* Records for this task
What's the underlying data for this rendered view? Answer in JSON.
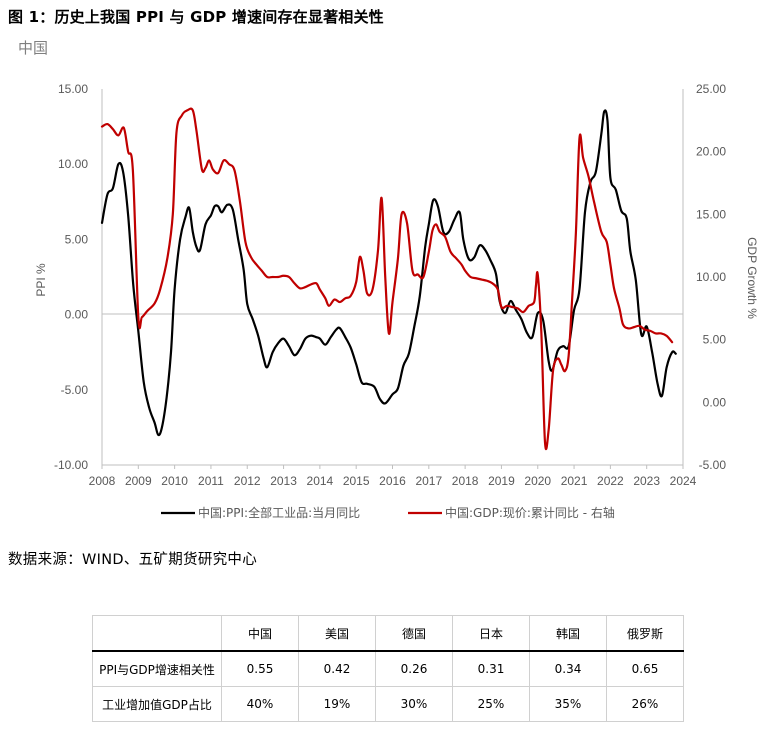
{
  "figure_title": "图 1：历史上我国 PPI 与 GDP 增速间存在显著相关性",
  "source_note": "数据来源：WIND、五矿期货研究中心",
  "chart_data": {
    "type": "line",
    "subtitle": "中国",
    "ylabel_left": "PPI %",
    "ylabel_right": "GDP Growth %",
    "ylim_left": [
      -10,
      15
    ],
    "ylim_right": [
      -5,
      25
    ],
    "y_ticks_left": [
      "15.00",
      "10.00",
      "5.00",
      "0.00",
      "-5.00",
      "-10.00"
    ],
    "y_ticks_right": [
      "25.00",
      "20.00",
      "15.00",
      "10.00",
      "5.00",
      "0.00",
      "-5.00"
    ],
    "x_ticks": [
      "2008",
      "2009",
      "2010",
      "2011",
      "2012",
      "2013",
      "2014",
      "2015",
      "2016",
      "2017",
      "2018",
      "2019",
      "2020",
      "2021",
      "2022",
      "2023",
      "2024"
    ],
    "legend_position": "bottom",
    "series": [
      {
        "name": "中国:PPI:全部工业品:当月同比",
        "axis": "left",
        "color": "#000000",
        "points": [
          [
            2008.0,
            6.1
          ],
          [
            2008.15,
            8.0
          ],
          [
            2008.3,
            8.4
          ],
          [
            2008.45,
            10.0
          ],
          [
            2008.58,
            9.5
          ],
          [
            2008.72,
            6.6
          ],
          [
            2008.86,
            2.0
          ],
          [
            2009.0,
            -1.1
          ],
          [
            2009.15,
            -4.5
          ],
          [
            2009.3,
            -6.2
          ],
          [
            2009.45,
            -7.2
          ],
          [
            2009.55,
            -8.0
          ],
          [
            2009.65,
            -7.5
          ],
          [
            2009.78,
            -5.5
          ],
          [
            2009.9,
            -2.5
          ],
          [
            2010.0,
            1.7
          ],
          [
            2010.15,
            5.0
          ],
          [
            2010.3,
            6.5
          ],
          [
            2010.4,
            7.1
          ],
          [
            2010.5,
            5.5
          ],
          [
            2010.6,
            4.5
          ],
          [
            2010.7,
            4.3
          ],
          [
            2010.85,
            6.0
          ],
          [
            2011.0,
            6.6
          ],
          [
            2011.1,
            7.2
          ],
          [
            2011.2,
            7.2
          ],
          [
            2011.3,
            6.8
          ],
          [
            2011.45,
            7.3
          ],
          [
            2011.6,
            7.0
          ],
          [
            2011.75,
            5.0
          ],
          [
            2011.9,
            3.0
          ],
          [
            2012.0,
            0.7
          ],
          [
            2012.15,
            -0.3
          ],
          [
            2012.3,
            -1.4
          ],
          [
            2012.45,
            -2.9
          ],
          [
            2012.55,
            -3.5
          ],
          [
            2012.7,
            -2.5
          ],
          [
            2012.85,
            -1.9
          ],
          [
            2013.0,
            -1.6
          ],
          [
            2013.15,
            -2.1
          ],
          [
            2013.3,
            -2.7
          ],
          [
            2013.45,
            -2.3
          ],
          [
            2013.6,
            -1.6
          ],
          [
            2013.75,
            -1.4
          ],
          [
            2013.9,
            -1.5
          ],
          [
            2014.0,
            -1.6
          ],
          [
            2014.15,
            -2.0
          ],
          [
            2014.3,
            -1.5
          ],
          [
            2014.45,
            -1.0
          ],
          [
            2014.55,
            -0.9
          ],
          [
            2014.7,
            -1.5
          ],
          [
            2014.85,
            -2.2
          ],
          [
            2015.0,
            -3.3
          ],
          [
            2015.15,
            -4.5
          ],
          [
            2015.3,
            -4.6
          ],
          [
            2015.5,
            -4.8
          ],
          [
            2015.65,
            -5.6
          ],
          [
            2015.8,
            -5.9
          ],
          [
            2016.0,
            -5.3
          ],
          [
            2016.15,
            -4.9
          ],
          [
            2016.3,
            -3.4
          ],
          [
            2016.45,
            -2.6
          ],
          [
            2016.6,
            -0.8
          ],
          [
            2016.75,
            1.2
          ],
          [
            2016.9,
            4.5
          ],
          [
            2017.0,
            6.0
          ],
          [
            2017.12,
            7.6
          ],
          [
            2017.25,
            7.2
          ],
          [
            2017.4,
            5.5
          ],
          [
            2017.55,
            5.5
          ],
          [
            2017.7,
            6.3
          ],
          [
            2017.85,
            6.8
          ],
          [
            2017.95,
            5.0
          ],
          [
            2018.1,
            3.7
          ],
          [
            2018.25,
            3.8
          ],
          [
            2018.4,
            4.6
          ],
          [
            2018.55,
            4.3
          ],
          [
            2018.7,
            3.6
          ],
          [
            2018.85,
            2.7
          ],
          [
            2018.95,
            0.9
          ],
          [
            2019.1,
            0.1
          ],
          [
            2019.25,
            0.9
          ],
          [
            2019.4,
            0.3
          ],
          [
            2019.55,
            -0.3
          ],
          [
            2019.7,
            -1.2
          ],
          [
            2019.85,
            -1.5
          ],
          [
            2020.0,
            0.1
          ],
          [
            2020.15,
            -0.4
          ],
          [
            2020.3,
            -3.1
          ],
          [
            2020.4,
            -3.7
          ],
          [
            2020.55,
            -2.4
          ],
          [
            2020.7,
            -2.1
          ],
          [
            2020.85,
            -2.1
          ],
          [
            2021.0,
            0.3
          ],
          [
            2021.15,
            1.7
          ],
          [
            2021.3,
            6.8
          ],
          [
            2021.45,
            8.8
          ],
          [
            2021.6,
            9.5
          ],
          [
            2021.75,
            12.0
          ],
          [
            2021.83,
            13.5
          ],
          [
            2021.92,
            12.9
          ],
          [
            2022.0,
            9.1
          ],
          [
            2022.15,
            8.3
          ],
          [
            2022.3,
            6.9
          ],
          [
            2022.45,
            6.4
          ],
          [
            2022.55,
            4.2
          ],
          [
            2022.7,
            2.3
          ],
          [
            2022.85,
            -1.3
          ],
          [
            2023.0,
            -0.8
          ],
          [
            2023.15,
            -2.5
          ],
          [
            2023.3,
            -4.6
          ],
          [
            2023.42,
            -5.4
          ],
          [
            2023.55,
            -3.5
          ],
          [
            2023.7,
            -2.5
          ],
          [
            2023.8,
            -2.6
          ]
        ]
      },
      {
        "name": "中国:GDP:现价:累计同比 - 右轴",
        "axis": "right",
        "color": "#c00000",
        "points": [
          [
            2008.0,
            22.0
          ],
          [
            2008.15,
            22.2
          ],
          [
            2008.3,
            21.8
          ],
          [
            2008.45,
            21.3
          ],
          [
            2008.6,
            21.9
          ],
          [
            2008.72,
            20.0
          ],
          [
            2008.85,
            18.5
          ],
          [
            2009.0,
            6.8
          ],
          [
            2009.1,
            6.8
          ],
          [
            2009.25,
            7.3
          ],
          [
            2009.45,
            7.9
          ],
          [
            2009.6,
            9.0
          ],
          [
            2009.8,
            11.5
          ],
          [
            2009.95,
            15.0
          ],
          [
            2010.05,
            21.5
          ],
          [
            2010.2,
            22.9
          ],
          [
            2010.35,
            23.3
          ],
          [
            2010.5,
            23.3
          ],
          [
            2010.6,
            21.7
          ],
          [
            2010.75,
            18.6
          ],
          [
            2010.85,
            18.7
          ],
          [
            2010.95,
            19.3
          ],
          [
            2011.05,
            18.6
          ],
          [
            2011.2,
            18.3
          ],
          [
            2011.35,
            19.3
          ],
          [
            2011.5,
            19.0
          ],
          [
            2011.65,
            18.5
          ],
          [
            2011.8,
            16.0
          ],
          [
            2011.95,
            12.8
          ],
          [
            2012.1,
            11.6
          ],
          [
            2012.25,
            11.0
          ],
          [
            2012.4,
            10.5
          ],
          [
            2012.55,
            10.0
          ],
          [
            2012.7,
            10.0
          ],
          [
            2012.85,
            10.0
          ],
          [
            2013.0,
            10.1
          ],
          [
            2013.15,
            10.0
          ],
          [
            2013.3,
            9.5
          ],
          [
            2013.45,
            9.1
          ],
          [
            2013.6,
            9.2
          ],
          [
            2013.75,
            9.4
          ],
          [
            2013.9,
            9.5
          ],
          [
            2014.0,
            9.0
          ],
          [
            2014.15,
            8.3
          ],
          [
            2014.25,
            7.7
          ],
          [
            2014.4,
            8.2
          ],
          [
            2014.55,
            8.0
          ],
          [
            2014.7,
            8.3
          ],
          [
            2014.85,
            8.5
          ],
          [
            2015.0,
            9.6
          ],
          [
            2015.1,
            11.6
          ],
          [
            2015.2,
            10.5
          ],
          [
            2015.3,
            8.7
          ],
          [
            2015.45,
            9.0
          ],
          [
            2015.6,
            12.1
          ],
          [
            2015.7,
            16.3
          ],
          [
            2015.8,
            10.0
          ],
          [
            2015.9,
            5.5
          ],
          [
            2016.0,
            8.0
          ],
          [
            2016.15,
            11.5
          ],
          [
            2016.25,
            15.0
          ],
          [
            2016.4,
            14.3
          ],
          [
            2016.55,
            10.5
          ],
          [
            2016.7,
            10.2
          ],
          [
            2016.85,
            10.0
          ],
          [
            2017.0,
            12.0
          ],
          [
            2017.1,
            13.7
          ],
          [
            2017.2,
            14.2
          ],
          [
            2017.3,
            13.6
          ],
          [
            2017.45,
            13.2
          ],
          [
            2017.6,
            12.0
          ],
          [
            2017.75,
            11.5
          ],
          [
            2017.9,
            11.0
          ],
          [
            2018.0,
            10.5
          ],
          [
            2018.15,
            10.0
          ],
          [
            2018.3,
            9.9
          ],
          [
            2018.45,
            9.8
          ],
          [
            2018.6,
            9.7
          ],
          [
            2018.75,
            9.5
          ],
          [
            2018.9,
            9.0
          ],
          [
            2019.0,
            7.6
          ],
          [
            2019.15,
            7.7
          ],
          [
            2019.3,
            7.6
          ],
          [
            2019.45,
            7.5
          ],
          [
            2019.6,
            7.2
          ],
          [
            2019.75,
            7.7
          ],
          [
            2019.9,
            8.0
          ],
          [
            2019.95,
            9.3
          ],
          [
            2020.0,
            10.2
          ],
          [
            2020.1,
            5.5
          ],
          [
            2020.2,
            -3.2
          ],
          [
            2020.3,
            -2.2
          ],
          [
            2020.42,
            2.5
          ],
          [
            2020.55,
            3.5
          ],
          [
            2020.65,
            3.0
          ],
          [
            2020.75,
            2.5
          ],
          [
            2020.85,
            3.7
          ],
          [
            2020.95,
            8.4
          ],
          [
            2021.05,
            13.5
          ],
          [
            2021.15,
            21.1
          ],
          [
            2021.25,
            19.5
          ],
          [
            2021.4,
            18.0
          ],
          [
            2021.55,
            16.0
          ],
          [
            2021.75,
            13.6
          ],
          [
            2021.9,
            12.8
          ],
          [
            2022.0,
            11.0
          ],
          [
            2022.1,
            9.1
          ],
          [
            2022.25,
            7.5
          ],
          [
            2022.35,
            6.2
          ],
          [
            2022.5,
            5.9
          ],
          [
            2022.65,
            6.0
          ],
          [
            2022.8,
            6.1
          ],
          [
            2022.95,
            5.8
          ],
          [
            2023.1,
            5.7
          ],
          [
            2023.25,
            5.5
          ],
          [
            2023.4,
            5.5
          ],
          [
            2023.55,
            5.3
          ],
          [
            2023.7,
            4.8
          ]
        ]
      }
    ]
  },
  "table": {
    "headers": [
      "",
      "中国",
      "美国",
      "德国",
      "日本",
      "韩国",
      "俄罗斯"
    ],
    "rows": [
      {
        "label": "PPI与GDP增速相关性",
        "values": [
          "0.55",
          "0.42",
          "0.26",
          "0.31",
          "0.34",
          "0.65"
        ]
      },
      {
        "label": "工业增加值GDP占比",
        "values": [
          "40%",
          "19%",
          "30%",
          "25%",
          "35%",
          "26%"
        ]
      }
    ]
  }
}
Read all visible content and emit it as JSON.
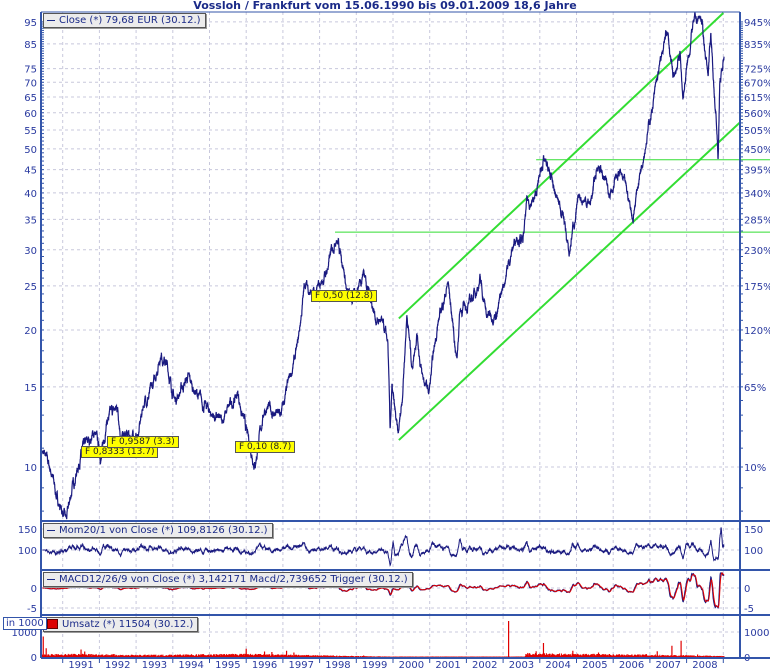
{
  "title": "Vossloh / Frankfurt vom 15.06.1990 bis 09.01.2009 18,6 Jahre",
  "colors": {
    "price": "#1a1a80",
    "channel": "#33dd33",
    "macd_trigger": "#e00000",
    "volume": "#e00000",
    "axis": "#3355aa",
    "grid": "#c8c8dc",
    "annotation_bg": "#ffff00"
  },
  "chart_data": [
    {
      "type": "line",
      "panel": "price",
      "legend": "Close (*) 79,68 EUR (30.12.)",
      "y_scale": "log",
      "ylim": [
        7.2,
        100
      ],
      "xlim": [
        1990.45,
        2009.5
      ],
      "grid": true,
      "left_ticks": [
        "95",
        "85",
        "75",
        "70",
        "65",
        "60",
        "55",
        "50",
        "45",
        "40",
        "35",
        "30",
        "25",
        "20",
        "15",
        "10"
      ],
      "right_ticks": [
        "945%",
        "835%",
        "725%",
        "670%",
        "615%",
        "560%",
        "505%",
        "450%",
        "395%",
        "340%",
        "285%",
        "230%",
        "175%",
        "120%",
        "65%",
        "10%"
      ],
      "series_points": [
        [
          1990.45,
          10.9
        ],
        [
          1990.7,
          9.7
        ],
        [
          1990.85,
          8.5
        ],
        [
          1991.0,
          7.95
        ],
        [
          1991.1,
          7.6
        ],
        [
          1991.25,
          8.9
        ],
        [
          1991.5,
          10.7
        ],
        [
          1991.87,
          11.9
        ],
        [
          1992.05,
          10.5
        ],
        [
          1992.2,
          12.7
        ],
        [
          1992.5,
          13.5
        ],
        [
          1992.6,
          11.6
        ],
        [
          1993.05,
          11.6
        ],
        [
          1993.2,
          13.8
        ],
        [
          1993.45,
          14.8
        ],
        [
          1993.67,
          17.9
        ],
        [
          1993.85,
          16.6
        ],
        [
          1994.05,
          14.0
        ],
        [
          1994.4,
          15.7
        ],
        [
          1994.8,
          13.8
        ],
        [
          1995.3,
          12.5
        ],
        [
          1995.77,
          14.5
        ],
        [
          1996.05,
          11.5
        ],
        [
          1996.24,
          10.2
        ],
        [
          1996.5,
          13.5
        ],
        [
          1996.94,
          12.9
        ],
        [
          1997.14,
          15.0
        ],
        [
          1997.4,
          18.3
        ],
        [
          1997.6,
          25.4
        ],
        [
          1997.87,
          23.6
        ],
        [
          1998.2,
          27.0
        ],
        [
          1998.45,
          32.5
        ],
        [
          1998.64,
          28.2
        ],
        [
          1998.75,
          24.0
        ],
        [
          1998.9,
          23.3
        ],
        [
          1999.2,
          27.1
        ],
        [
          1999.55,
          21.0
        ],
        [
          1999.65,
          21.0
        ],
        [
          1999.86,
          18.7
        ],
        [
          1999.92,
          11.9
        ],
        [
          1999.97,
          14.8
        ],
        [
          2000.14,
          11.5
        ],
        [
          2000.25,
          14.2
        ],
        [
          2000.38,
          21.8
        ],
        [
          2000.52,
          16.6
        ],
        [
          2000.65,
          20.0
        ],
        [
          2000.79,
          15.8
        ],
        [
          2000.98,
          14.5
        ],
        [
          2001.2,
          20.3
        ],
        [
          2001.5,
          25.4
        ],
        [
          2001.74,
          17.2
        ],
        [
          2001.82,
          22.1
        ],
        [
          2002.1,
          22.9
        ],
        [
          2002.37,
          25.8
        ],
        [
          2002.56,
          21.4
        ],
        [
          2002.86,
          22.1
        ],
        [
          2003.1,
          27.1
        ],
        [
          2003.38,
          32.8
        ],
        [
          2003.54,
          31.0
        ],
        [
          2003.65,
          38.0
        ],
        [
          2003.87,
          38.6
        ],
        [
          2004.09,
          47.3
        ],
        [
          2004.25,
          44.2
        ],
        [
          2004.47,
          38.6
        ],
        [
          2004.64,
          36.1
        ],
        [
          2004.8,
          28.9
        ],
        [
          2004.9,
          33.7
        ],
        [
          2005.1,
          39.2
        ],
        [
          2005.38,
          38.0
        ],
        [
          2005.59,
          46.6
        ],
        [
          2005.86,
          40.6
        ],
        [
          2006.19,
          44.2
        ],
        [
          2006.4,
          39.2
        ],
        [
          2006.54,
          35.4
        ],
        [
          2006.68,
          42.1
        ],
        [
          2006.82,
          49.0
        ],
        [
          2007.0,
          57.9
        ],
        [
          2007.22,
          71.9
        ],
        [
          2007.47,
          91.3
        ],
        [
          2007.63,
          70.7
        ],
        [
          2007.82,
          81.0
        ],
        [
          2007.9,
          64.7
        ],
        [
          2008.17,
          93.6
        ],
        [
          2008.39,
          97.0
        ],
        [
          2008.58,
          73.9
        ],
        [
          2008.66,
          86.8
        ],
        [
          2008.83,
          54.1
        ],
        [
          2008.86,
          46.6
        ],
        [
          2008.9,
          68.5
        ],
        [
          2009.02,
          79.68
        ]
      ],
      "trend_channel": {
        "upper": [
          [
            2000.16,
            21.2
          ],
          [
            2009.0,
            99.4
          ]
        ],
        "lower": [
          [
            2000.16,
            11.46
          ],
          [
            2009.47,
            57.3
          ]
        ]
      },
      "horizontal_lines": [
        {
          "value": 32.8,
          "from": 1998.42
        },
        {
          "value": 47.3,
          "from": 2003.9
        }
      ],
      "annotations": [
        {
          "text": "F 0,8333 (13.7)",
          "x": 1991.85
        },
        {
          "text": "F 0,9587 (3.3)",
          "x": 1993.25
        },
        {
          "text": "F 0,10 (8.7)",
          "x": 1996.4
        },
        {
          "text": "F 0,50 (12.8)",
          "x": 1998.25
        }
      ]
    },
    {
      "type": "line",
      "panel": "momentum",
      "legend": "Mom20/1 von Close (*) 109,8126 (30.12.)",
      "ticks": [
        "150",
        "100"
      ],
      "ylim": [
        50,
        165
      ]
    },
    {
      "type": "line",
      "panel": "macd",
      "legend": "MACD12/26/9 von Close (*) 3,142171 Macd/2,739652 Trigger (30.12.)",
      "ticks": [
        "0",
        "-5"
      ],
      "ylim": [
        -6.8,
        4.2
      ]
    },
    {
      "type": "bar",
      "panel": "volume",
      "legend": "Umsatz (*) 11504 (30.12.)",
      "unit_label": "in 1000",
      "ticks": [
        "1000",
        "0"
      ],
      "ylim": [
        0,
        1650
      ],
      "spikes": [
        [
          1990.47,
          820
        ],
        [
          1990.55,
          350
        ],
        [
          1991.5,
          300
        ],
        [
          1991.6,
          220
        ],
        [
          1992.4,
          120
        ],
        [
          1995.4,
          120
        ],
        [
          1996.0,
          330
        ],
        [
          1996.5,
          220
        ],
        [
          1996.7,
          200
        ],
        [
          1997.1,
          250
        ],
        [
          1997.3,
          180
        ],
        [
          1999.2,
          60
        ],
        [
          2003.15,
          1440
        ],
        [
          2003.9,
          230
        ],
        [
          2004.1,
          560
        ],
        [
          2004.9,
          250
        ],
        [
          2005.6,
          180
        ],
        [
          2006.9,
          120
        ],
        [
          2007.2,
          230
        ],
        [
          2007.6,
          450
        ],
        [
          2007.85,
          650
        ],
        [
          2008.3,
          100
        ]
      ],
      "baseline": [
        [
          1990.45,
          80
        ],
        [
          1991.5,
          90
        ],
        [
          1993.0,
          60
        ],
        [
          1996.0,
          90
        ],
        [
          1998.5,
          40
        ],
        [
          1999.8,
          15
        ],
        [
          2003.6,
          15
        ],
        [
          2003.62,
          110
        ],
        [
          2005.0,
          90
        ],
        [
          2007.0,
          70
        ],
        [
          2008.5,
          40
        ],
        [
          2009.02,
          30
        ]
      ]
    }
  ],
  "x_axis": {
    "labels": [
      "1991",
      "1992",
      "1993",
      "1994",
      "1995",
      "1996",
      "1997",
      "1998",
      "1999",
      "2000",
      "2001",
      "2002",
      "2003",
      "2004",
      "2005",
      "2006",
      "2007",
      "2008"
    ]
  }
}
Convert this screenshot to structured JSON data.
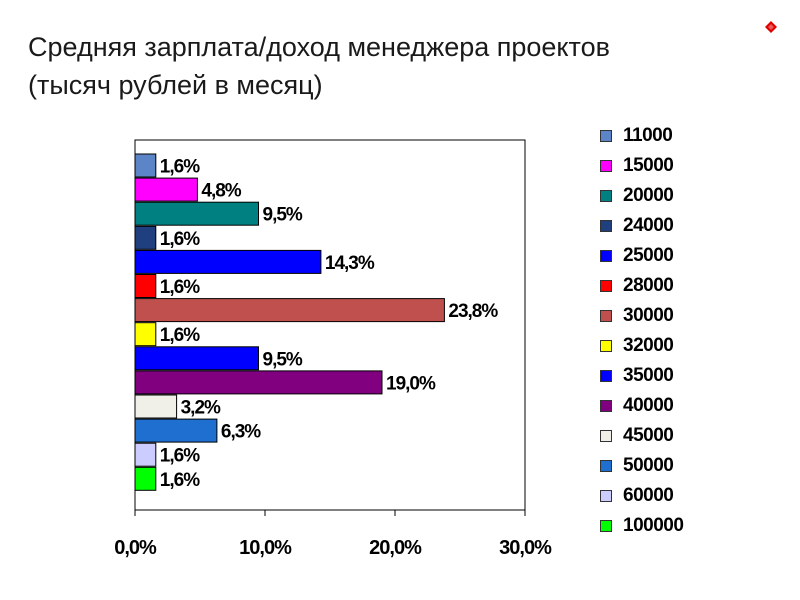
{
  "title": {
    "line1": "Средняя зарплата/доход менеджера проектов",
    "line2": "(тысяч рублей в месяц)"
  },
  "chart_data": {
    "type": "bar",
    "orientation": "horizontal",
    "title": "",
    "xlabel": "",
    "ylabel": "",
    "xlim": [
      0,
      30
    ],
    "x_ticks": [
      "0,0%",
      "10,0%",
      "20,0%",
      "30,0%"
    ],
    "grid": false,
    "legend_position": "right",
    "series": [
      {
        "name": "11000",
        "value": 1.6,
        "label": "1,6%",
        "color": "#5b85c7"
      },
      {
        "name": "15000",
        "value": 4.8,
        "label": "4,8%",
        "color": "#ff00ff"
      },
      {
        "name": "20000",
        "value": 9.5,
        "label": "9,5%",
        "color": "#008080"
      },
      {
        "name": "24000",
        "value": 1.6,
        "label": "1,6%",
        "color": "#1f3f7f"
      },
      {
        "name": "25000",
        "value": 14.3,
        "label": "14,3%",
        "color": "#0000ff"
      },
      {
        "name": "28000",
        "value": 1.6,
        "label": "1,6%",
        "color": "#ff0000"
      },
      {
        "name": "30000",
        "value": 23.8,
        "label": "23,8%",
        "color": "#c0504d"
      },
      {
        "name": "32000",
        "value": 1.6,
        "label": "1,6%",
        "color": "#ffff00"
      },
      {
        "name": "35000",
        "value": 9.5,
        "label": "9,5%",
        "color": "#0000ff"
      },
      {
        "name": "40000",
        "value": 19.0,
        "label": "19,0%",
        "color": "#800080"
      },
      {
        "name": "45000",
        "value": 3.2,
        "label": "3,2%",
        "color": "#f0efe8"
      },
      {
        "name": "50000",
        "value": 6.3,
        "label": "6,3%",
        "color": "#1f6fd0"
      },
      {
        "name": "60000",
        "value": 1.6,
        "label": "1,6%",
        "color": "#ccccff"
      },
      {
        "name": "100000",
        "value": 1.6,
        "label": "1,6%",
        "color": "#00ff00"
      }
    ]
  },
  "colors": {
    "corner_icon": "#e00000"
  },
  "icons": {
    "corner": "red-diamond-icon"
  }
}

* What is expected
All lines that include "JSON" are to be gathered and copied.

* Full response
What's the underlying data for this rendered view? Answer in JSON.
Read all visible content and emit it as JSON.
Convert this screenshot to structured JSON data.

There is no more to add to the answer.